GOAL — Send back all the data below, exactly as given.

(Stored data)
☆ ☆ ☆ ☆ ☆

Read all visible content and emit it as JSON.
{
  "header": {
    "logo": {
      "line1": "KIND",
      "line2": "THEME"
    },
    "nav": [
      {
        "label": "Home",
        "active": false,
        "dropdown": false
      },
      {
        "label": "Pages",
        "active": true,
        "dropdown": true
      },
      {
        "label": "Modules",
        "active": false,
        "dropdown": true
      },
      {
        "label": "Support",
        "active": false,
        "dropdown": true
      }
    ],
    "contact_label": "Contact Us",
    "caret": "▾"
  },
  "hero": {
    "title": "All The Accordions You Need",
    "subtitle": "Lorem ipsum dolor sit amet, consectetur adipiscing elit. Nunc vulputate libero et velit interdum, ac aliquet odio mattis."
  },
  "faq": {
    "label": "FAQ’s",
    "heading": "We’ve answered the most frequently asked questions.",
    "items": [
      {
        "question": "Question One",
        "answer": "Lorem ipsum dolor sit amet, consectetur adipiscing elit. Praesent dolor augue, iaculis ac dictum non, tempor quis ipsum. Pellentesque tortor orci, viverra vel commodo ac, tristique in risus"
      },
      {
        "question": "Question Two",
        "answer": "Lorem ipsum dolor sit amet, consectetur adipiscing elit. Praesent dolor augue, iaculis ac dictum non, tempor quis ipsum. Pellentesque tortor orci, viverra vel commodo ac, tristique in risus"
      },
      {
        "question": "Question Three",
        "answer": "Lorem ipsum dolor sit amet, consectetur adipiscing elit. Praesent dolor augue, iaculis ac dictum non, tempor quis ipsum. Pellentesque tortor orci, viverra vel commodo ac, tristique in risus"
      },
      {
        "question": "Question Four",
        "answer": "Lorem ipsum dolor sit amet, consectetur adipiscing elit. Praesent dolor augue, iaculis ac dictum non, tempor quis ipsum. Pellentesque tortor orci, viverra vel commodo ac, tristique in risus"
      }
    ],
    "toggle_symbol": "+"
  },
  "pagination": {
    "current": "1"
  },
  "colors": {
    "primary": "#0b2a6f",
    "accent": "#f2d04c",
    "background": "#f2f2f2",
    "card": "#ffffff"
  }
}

☆ ☆ ☆ ☆ ☆

RESULT OF THIS EXERCISE —
Read all visible content and emit it as JSON.
{
  "header": {
    "logo": {
      "line1": "KIND",
      "line2": "THEME"
    },
    "nav": [
      {
        "label": "Home",
        "active": false,
        "dropdown": false
      },
      {
        "label": "Pages",
        "active": true,
        "dropdown": true
      },
      {
        "label": "Modules",
        "active": false,
        "dropdown": true
      },
      {
        "label": "Support",
        "active": false,
        "dropdown": true
      }
    ],
    "contact_label": "Contact Us",
    "caret": "▾"
  },
  "hero": {
    "title": "All The Accordions You Need",
    "subtitle": "Lorem ipsum dolor sit amet, consectetur adipiscing elit. Nunc vulputate libero et velit interdum, ac aliquet odio mattis."
  },
  "faq": {
    "label": "FAQ’s",
    "heading": "We’ve answered the most frequently asked questions.",
    "items": [
      {
        "question": "Question One",
        "answer": "Lorem ipsum dolor sit amet, consectetur adipiscing elit. Praesent dolor augue, iaculis ac dictum non, tempor quis ipsum. Pellentesque tortor orci, viverra vel commodo ac, tristique in risus"
      },
      {
        "question": "Question Two",
        "answer": "Lorem ipsum dolor sit amet, consectetur adipiscing elit. Praesent dolor augue, iaculis ac dictum non, tempor quis ipsum. Pellentesque tortor orci, viverra vel commodo ac, tristique in risus"
      },
      {
        "question": "Question Three",
        "answer": "Lorem ipsum dolor sit amet, consectetur adipiscing elit. Praesent dolor augue, iaculis ac dictum non, tempor quis ipsum. Pellentesque tortor orci, viverra vel commodo ac, tristique in risus"
      },
      {
        "question": "Question Four",
        "answer": "Lorem ipsum dolor sit amet, consectetur adipiscing elit. Praesent dolor augue, iaculis ac dictum non, tempor quis ipsum. Pellentesque tortor orci, viverra vel commodo ac, tristique in risus"
      }
    ],
    "toggle_symbol": "+"
  },
  "pagination": {
    "current": "1"
  },
  "colors": {
    "primary": "#0b2a6f",
    "accent": "#f2d04c",
    "background": "#f2f2f2",
    "card": "#ffffff"
  }
}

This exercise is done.